All of the entries need to be printed again exactly; pictures are the only thing to omit.

DATASET:

=-=-=-=-=

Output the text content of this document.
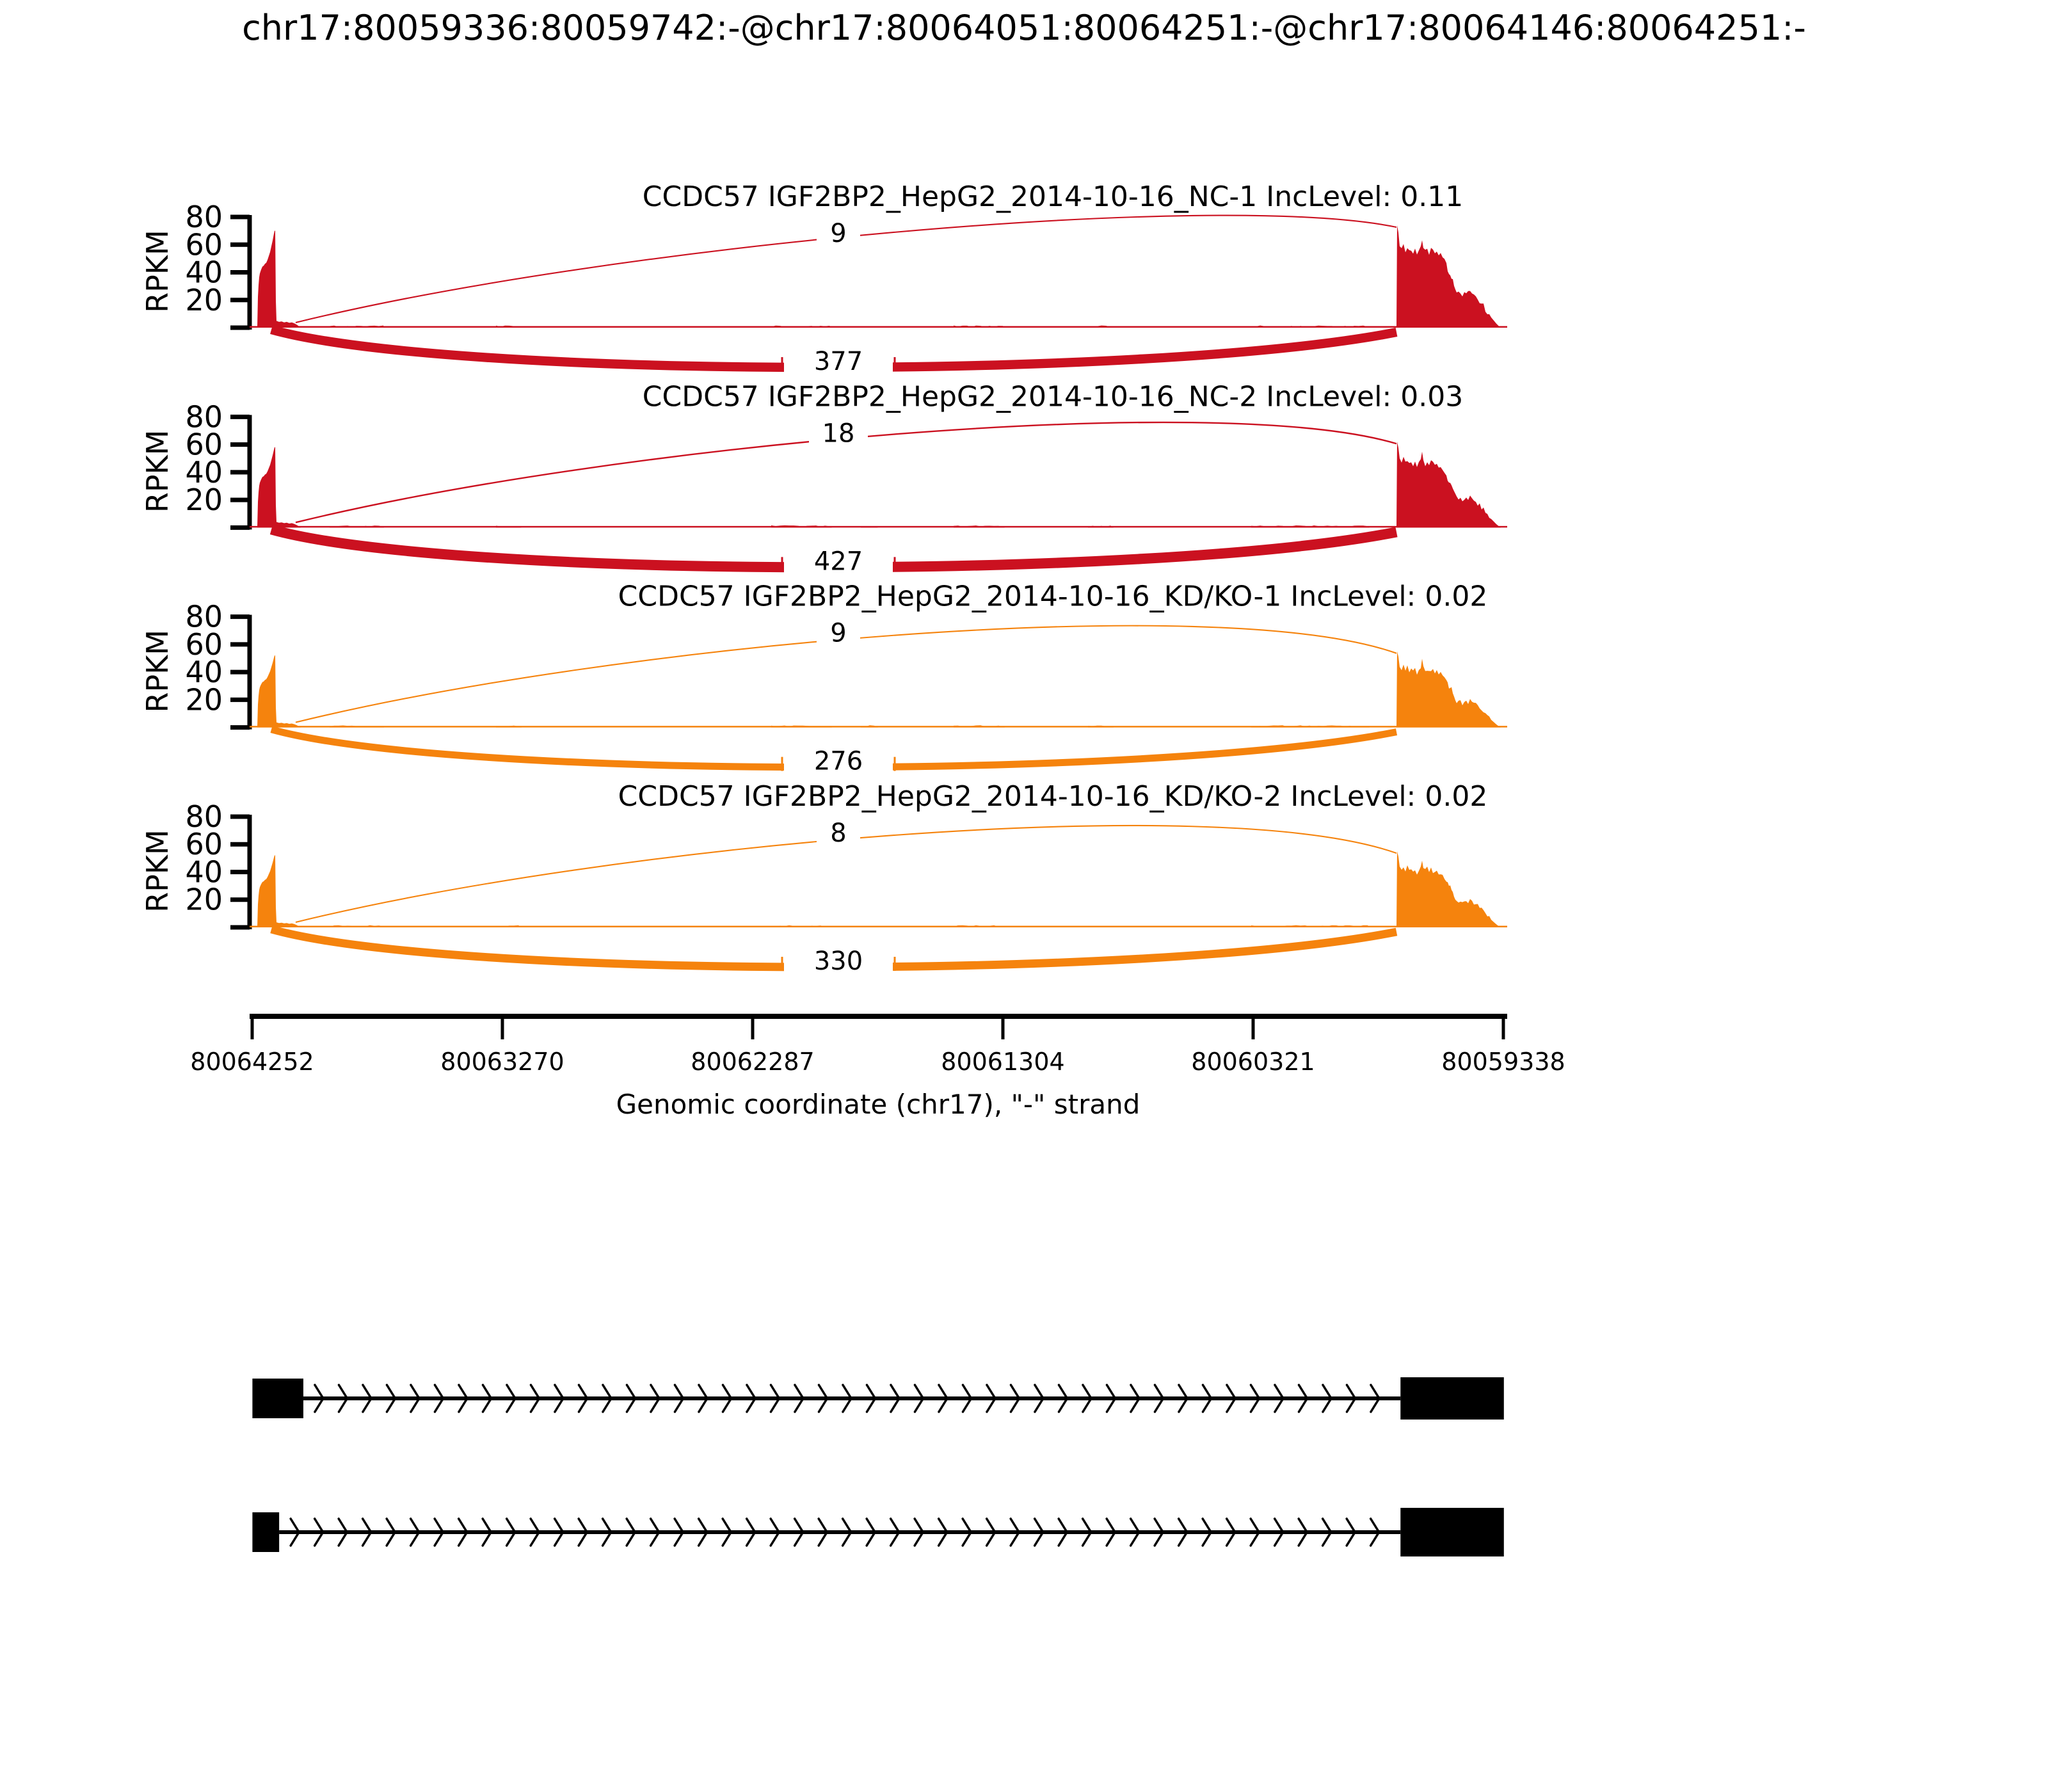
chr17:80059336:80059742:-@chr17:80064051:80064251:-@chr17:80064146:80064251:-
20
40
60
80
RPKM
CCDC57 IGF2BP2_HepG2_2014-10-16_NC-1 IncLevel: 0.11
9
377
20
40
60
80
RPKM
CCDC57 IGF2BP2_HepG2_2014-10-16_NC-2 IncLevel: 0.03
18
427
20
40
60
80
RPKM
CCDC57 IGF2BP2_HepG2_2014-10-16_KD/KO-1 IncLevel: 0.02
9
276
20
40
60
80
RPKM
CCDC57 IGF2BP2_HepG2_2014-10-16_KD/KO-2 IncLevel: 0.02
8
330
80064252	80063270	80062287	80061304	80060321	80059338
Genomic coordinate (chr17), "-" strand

=-=-=-=-=

SOLUTION FOR THIS EXERCISE:
Output the text content of this document.
chr17:80059336:80059742:-@chr17:80064051:80064251:-@chr17:80064146:80064251:-
20
40
60
80
RPKM
CCDC57 IGF2BP2_HepG2_2014-10-16_NC-1 IncLevel: 0.11
9
377
20
40
60
80
RPKM
CCDC57 IGF2BP2_HepG2_2014-10-16_NC-2 IncLevel: 0.03
18
427
20
40
60
80
RPKM
CCDC57 IGF2BP2_HepG2_2014-10-16_KD/KO-1 IncLevel: 0.02
9
276
20
40
60
80
RPKM
CCDC57 IGF2BP2_HepG2_2014-10-16_KD/KO-2 IncLevel: 0.02
8
330
80064252	80063270	80062287	80061304	80060321	80059338
Genomic coordinate (chr17), "-" strand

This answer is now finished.